Your goal:
Examine each line of the data. Copy those that contain the string "become".

+===+

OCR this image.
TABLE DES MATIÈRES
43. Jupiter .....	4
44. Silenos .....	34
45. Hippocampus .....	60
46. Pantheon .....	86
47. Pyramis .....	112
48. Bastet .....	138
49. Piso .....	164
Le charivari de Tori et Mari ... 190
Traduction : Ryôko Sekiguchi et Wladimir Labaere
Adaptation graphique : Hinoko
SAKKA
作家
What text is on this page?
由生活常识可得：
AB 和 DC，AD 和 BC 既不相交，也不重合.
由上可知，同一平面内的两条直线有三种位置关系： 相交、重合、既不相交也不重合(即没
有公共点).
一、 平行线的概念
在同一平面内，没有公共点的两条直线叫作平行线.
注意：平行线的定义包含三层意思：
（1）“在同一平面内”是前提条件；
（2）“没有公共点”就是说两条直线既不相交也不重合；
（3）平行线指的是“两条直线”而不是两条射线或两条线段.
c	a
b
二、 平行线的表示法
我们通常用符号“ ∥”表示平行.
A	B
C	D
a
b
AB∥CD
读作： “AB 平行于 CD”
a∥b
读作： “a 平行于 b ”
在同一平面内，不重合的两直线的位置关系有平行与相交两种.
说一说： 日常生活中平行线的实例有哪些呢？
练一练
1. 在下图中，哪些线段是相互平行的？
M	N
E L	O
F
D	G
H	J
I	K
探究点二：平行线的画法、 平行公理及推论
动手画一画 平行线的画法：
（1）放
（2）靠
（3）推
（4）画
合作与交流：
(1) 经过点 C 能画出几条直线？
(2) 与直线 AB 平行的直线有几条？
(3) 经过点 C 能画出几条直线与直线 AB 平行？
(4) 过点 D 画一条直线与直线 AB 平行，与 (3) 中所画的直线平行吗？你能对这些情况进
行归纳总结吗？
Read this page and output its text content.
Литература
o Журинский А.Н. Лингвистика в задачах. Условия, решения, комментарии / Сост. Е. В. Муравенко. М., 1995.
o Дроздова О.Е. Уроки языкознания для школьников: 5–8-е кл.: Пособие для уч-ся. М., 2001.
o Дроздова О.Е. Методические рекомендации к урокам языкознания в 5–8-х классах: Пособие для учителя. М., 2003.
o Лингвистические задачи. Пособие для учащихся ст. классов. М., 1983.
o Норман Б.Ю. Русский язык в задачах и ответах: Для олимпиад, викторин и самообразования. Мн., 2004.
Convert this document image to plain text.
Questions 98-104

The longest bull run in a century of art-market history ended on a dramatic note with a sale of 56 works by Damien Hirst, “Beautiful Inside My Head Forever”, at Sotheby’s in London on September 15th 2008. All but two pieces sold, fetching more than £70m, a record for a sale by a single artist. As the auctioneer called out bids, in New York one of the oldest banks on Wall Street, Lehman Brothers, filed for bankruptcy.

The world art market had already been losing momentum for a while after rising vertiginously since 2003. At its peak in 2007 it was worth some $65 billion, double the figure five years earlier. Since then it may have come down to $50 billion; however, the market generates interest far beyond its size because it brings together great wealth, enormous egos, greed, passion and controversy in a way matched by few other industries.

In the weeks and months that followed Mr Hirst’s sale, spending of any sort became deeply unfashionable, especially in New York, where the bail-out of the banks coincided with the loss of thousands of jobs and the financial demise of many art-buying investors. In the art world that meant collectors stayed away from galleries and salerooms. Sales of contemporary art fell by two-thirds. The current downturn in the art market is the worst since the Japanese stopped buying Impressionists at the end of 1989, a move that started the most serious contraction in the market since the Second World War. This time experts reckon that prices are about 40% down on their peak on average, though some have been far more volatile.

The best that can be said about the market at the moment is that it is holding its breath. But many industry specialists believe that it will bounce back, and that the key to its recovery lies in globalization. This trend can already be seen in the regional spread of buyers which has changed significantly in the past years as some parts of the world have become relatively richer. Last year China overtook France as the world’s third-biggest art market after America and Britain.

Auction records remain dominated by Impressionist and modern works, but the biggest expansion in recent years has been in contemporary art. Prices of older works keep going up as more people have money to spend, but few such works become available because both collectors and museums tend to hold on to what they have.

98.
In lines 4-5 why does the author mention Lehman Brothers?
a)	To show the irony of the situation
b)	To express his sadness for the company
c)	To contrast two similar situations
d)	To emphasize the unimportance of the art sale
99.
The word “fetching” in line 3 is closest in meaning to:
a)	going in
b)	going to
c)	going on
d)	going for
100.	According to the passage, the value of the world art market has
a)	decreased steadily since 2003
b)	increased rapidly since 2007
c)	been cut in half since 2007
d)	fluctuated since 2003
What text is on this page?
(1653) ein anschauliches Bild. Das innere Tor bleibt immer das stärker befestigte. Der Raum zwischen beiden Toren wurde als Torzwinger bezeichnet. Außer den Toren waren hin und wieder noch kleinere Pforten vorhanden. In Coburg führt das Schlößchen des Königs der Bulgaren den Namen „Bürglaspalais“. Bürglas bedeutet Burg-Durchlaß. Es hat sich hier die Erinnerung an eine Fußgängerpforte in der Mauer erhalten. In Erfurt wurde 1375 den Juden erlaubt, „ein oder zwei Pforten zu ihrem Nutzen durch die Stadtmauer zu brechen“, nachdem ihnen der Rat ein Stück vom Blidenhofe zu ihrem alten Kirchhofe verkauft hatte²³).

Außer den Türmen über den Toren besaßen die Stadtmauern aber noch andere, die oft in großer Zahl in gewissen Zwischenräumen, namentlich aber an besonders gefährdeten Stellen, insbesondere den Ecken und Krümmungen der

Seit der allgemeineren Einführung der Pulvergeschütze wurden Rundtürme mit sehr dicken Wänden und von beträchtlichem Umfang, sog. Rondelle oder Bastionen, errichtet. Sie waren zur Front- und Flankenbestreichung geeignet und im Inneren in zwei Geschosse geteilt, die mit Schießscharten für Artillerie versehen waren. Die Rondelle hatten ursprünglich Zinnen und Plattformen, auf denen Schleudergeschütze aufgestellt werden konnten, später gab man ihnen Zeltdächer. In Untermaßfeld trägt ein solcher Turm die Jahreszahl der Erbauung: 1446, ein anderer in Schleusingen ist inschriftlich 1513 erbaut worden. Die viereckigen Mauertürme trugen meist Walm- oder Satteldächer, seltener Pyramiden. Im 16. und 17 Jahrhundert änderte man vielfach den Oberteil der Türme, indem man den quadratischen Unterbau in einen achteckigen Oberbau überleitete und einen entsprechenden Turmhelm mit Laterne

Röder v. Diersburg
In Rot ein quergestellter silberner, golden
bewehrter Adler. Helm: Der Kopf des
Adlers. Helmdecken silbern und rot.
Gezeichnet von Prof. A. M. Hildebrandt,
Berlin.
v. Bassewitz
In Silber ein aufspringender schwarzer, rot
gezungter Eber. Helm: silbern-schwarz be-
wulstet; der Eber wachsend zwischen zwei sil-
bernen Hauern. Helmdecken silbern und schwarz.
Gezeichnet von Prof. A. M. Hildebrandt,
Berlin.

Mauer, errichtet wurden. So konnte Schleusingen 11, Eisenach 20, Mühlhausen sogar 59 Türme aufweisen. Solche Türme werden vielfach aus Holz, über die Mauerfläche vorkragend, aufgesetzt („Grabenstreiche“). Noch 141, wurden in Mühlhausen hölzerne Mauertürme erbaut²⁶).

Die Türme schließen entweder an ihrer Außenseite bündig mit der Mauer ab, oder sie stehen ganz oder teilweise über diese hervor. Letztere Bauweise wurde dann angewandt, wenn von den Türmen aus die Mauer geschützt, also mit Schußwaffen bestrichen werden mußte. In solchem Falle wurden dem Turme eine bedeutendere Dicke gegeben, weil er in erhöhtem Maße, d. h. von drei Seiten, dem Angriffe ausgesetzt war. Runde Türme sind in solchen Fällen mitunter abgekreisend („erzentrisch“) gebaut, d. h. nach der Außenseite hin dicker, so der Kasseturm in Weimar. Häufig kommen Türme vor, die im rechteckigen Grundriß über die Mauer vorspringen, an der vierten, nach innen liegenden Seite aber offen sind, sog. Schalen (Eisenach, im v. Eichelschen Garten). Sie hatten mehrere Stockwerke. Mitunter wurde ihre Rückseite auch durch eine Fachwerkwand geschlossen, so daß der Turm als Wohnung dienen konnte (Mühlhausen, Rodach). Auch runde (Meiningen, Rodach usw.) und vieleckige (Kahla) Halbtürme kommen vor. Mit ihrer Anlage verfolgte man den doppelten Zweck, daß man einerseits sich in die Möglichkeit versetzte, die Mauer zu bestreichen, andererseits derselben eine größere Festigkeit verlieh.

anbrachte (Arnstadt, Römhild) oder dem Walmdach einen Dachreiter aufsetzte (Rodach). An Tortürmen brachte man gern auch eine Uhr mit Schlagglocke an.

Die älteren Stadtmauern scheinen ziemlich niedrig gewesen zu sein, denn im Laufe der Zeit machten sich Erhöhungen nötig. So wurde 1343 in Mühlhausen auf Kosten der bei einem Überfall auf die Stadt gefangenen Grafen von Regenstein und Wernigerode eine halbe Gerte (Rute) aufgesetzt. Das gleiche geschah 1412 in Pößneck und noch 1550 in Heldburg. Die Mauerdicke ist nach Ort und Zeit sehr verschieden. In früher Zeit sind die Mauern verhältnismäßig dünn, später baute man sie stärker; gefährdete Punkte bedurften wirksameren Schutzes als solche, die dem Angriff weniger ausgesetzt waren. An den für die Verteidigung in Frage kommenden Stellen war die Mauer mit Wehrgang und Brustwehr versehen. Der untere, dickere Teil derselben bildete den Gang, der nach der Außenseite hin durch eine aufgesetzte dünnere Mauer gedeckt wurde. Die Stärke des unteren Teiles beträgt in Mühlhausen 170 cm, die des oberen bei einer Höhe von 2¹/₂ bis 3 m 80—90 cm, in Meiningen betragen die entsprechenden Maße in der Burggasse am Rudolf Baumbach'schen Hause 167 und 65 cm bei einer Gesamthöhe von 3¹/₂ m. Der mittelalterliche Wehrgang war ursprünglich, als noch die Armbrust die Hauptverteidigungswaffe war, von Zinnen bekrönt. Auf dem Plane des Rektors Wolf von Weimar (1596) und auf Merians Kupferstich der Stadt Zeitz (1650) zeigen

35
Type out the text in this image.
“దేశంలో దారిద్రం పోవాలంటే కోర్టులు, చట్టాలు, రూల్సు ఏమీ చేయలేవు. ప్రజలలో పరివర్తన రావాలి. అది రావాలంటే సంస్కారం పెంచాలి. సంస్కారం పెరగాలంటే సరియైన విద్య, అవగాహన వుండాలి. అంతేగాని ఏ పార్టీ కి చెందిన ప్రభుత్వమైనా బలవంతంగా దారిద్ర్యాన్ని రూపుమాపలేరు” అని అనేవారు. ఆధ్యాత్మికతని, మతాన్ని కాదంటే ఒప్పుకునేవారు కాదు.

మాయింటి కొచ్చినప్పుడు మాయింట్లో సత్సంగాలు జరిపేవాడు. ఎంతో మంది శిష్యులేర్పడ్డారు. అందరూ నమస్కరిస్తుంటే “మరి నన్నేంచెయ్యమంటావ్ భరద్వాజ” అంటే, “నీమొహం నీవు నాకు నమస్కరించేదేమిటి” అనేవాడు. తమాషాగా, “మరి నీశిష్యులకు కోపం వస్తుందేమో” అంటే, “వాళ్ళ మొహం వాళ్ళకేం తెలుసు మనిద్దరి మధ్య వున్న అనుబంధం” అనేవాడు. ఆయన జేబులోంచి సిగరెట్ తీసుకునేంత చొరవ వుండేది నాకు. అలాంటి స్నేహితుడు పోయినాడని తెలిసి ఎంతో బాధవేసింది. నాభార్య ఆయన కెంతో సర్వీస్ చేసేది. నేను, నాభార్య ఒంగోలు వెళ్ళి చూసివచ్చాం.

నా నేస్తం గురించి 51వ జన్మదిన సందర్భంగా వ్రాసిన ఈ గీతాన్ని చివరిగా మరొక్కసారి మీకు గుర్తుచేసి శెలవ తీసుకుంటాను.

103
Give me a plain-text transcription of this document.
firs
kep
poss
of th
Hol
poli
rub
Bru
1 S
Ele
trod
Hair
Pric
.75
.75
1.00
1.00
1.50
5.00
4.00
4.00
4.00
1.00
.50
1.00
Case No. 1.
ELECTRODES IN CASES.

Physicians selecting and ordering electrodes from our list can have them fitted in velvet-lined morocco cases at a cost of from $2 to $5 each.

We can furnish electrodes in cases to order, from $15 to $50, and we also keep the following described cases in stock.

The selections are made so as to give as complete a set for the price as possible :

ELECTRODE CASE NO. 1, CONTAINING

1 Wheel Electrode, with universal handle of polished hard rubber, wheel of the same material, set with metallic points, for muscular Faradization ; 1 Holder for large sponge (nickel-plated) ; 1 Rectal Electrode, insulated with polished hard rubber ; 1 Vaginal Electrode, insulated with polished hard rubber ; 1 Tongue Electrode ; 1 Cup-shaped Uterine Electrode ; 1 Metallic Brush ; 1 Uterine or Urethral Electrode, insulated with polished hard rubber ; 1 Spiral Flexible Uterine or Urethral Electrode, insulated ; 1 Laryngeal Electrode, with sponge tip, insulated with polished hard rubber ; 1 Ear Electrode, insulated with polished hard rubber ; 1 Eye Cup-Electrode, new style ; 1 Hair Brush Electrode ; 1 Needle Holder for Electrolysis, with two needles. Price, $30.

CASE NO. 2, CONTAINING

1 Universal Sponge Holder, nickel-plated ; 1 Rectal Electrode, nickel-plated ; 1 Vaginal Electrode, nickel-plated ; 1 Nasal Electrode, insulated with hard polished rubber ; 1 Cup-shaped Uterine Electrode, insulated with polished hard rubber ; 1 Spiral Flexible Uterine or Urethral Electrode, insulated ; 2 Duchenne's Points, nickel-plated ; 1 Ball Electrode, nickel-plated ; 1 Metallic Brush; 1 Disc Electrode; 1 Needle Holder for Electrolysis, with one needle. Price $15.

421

+===+

Written answer:
The best that can be said about the market at the moment is that it is holding its breath. But many industry specialists believe that it will bounce back, and that the key to its recovery lies in globalization. This trend can already be seen in the regional spread of buyers which has changed significantly in the past years as some parts of the world have become relatively richer. Last year China overtook France as the world’s third-biggest art market after America and Britain.
Auction records remain dominated by Impressionist and modern works, but the biggest expansion in recent years has been in contemporary art. Prices of older works keep going up as more people have money to spend, but few such works become available because both collectors and museums tend to hold on to what they have.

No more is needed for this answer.